=== ENTRIES SUPPLIED ===

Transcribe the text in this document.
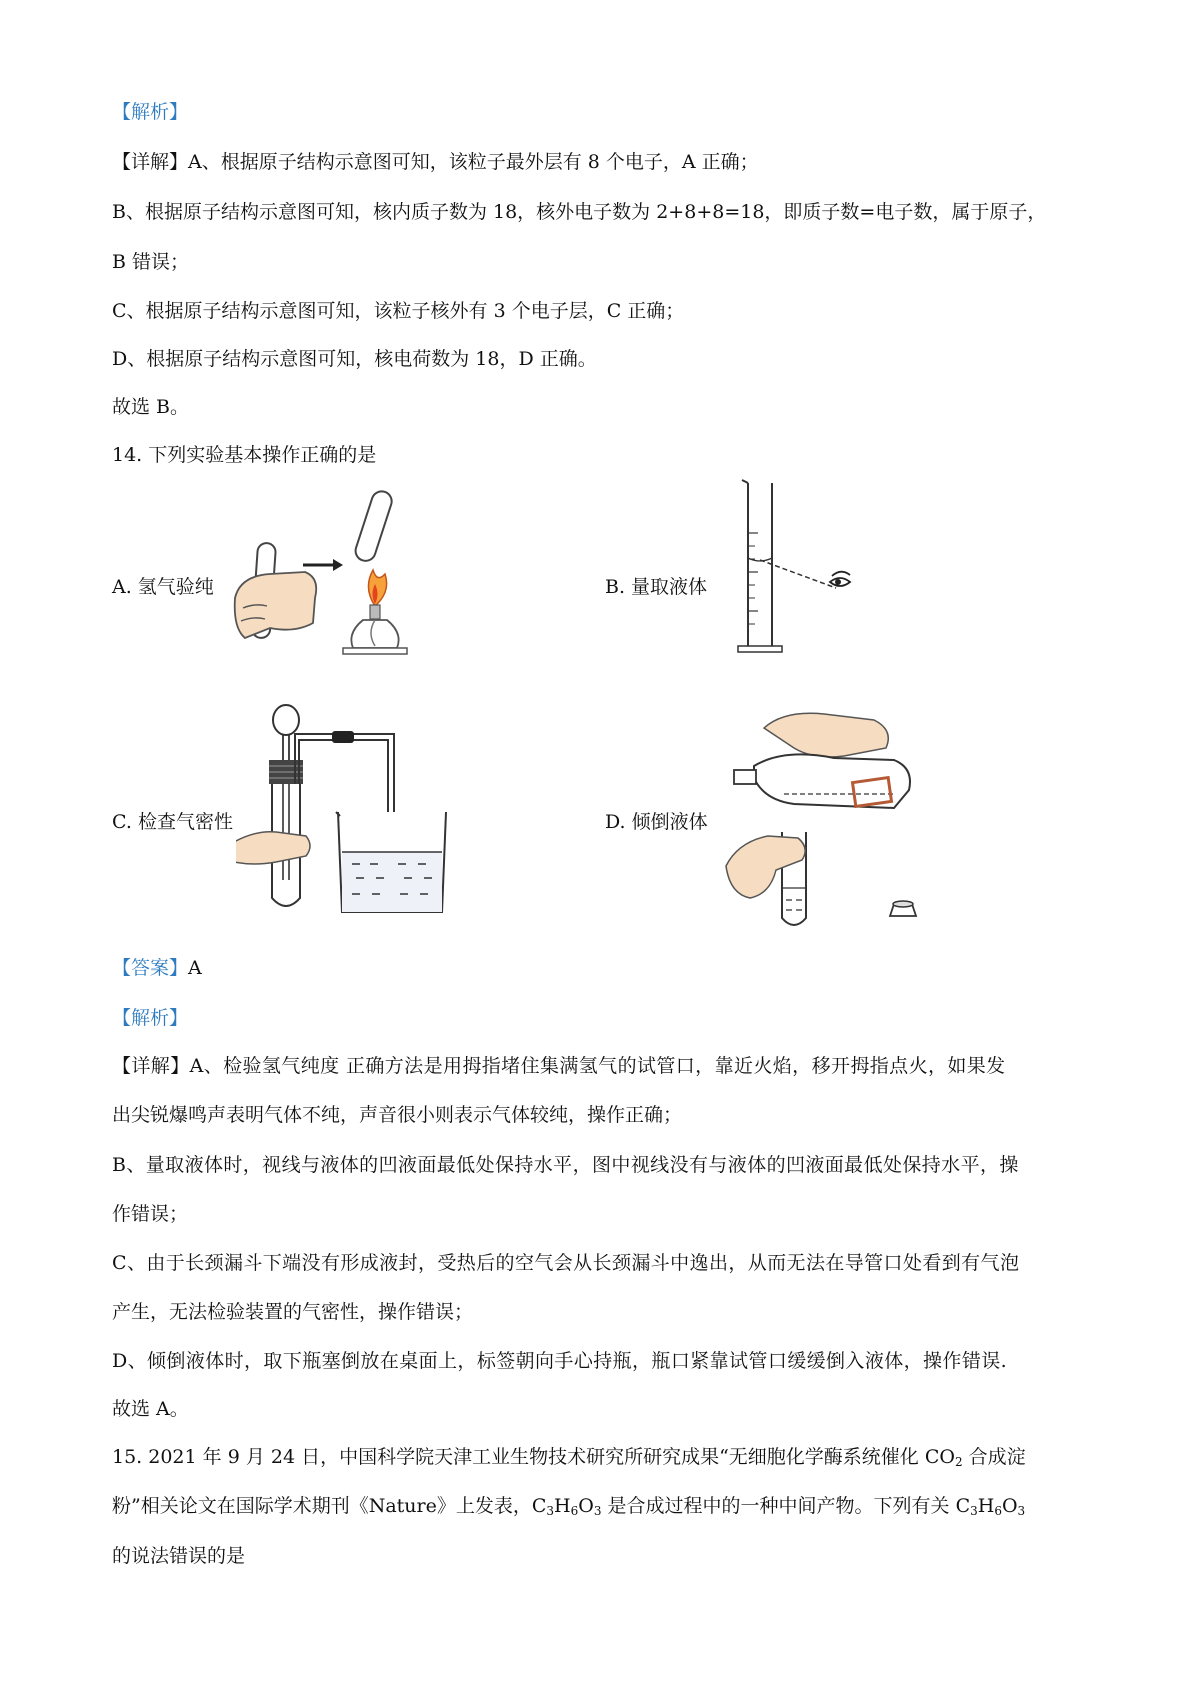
【解析】
【详解】A、根据原子结构示意图可知，该粒子最外层有 8 个电子，A 正确；
B、根据原子结构示意图可知，核内质子数为 18，核外电子数为 2+8+8=18，即质子数=电子数，属于原子，
B 错误；
C、根据原子结构示意图可知，该粒子核外有 3 个电子层，C 正确；
D、根据原子结构示意图可知，核电荷数为 18，D 正确。
故选 B。
14. 下列实验基本操作正确的是
A. 氢气验纯	B. 量取液体
C. 检查气密性	D. 倾倒液体
【答案】A
【解析】
【详解】A、检验氢气纯度 正确方法是用拇指堵住集满氢气的试管口，靠近火焰，移开拇指点火，如果发
出尖锐爆鸣声表明气体不纯，声音很小则表示气体较纯，操作正确；
B、量取液体时，视线与液体的凹液面最低处保持水平，图中视线没有与液体的凹液面最低处保持水平，操
作错误；
C、由于长颈漏斗下端没有形成液封，受热后的空气会从长颈漏斗中逸出，从而无法在导管口处看到有气泡
产生，无法检验装置的气密性，操作错误；
D、倾倒液体时，取下瓶塞倒放在桌面上，标签朝向手心持瓶，瓶口紧靠试管口缓缓倒入液体，操作错误.
故选 A。
15. 2021 年 9 月 24 日，中国科学院天津工业生物技术研究所研究成果“无细胞化学酶系统催化 $CO_2$ 合成淀
粉”相关论文在国际学术期刊《Nature》上发表，$C_3H_6O_3$ 是合成过程中的一种中间产物。下列有关 $C_3H_6O_3$
的说法错误的是
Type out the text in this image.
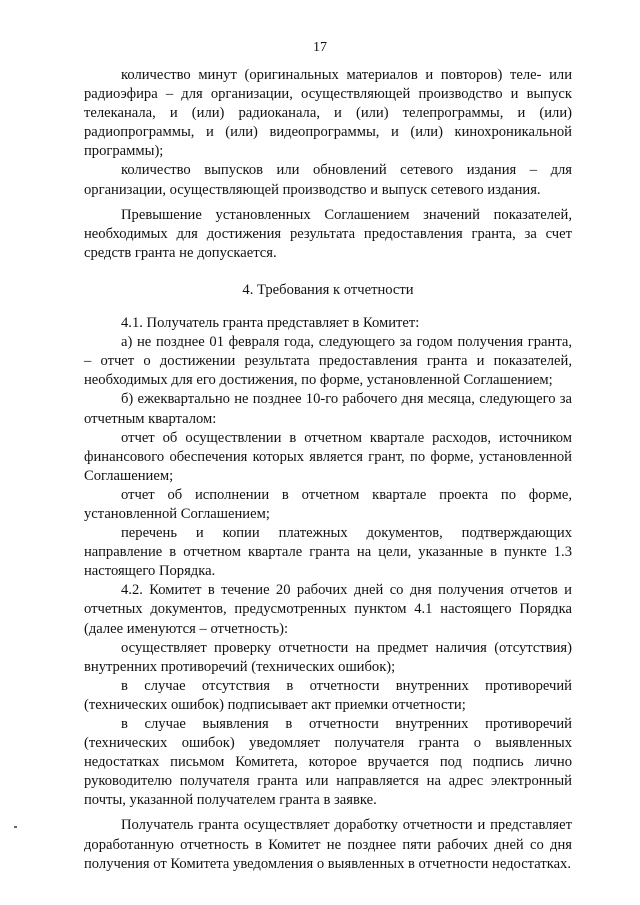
17

количество минут (оригинальных материалов и повторов) теле- или радиоэфира – для организации, осуществляющей производство и выпуск телеканала, и (или) радиоканала, и (или) телепрограммы, и (или) радиопрограммы, и (или) видеопрограммы, и (или) кинохроникальной программы);

количество выпусков или обновлений сетевого издания – для организации, осуществляющей производство и выпуск сетевого издания.

Превышение установленных Соглашением значений показателей, необходимых для достижения результата предоставления гранта, за счет средств гранта не допускается.

4. Требования к отчетности

4.1. Получатель гранта представляет в Комитет:

а) не позднее 01 февраля года, следующего за годом получения гранта, – отчет о достижении результата предоставления гранта и показателей, необходимых для его достижения, по форме, установленной Соглашением;

б) ежеквартально не позднее 10-го рабочего дня месяца, следующего за отчетным кварталом:

отчет об осуществлении в отчетном квартале расходов, источником финансового обеспечения которых является грант, по форме, установленной Соглашением;

отчет об исполнении в отчетном квартале проекта по форме, установленной Соглашением;

перечень и копии платежных документов, подтверждающих направление в отчетном квартале гранта на цели, указанные в пункте 1.3 настоящего Порядка.

4.2. Комитет в течение 20 рабочих дней со дня получения отчетов и отчетных документов, предусмотренных пунктом 4.1 настоящего Порядка (далее именуются – отчетность):

осуществляет проверку отчетности на предмет наличия (отсутствия) внутренних противоречий (технических ошибок);

в случае отсутствия в отчетности внутренних противоречий (технических ошибок) подписывает акт приемки отчетности;

в случае выявления в отчетности внутренних противоречий (технических ошибок) уведомляет получателя гранта о выявленных недостатках письмом Комитета, которое вручается под подпись лично руководителю получателя гранта или направляется на адрес электронный почты, указанной получателем гранта в заявке.

Получатель гранта осуществляет доработку отчетности и представляет доработанную отчетность в Комитет не позднее пяти рабочих дней со дня получения от Комитета уведомления о выявленных в отчетности недостатках.
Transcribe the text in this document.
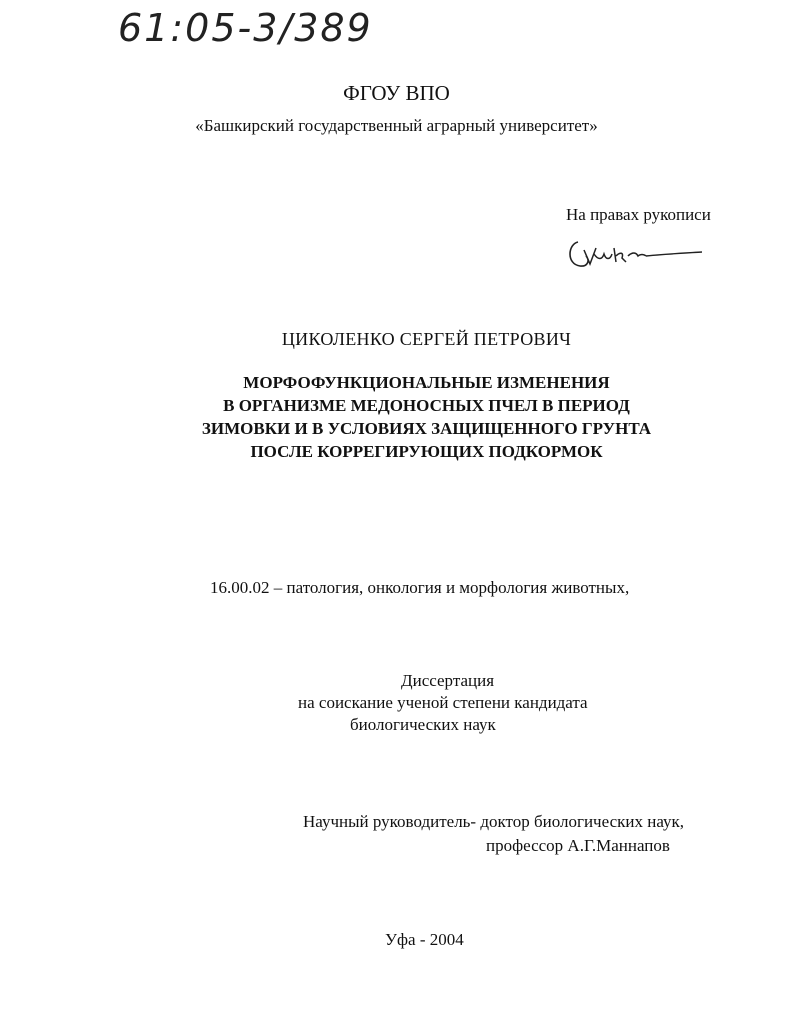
61:05-3/389
ФГОУ ВПО
«Башкирский государственный аграрный университет»
На правах рукописи
ЦИКОЛЕНКО СЕРГЕЙ ПЕТРОВИЧ
МОРФОФУНКЦИОНАЛЬНЫЕ ИЗМЕНЕНИЯ
В ОРГАНИЗМЕ МЕДОНОСНЫХ ПЧЕЛ В ПЕРИОД
ЗИМОВКИ И В УСЛОВИЯХ ЗАЩИЩЕННОГО ГРУНТА
ПОСЛЕ КОРРЕГИРУЮЩИХ ПОДКОРМОК
16.00.02 – патология, онкология и морфология животных,
Диссертация
на соискание ученой степени кандидата
биологических наук
Научный руководитель- доктор биологических наук,
профессор А.Г.Маннапов
Уфа - 2004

===

» **WRITTEN EXERCISE**
Copy out all the data exactly; skip the pictures.

» **SOLUTION FOR THIS EXERCISE**
Transcribe the text in this document.
【解析】
【详解】A、根据原子结构示意图可知，该粒子最外层有 8 个电子，A 正确；
B、根据原子结构示意图可知，核内质子数为 18，核外电子数为 2+8+8=18，即质子数=电子数，属于原子，
B 错误；
C、根据原子结构示意图可知，该粒子核外有 3 个电子层，C 正确；
D、根据原子结构示意图可知，核电荷数为 18，D 正确。
故选 B。
14. 下列实验基本操作正确的是
A. 氢气验纯	B. 量取液体
C. 检查气密性	D. 倾倒液体
【答案】A
【解析】
【详解】A、检验氢气纯度 正确方法是用拇指堵住集满氢气的试管口，靠近火焰，移开拇指点火，如果发
出尖锐爆鸣声表明气体不纯，声音很小则表示气体较纯，操作正确；
B、量取液体时，视线与液体的凹液面最低处保持水平，图中视线没有与液体的凹液面最低处保持水平，操
作错误；
C、由于长颈漏斗下端没有形成液封，受热后的空气会从长颈漏斗中逸出，从而无法在导管口处看到有气泡
产生，无法检验装置的气密性，操作错误；
D、倾倒液体时，取下瓶塞倒放在桌面上，标签朝向手心持瓶，瓶口紧靠试管口缓缓倒入液体，操作错误.
故选 A。
15. 2021 年 9 月 24 日，中国科学院天津工业生物技术研究所研究成果“无细胞化学酶系统催化 $CO_2$ 合成淀
粉”相关论文在国际学术期刊《Nature》上发表，$C_3H_6O_3$ 是合成过程中的一种中间产物。下列有关 $C_3H_6O_3$
的说法错误的是
Type out the text in this image.
17

количество минут (оригинальных материалов и повторов) теле- или радиоэфира – для организации, осуществляющей производство и выпуск телеканала, и (или) радиоканала, и (или) телепрограммы, и (или) радиопрограммы, и (или) видеопрограммы, и (или) кинохроникальной программы);

количество выпусков или обновлений сетевого издания – для организации, осуществляющей производство и выпуск сетевого издания.

Превышение установленных Соглашением значений показателей, необходимых для достижения результата предоставления гранта, за счет средств гранта не допускается.

4. Требования к отчетности

4.1. Получатель гранта представляет в Комитет:

а) не позднее 01 февраля года, следующего за годом получения гранта, – отчет о достижении результата предоставления гранта и показателей, необходимых для его достижения, по форме, установленной Соглашением;

б) ежеквартально не позднее 10-го рабочего дня месяца, следующего за отчетным кварталом:

отчет об осуществлении в отчетном квартале расходов, источником финансового обеспечения которых является грант, по форме, установленной Соглашением;

отчет об исполнении в отчетном квартале проекта по форме, установленной Соглашением;

перечень и копии платежных документов, подтверждающих направление в отчетном квартале гранта на цели, указанные в пункте 1.3 настоящего Порядка.

4.2. Комитет в течение 20 рабочих дней со дня получения отчетов и отчетных документов, предусмотренных пунктом 4.1 настоящего Порядка (далее именуются – отчетность):

осуществляет проверку отчетности на предмет наличия (отсутствия) внутренних противоречий (технических ошибок);

в случае отсутствия в отчетности внутренних противоречий (технических ошибок) подписывает акт приемки отчетности;

в случае выявления в отчетности внутренних противоречий (технических ошибок) уведомляет получателя гранта о выявленных недостатках письмом Комитета, которое вручается под подпись лично руководителю получателя гранта или направляется на адрес электронный почты, указанной получателем гранта в заявке.

Получатель гранта осуществляет доработку отчетности и представляет доработанную отчетность в Комитет не позднее пяти рабочих дней со дня получения от Комитета уведомления о выявленных в отчетности недостатках.
Transcribe the text in this document.
61:05-3/389
ФГОУ ВПО
«Башкирский государственный аграрный университет»
На правах рукописи
ЦИКОЛЕНКО СЕРГЕЙ ПЕТРОВИЧ
МОРФОФУНКЦИОНАЛЬНЫЕ ИЗМЕНЕНИЯ
В ОРГАНИЗМЕ МЕДОНОСНЫХ ПЧЕЛ В ПЕРИОД
ЗИМОВКИ И В УСЛОВИЯХ ЗАЩИЩЕННОГО ГРУНТА
ПОСЛЕ КОРРЕГИРУЮЩИХ ПОДКОРМОК
16.00.02 – патология, онкология и морфология животных,
Диссертация
на соискание ученой степени кандидата
биологических наук
Научный руководитель- доктор биологических наук,
профессор А.Г.Маннапов
Уфа - 2004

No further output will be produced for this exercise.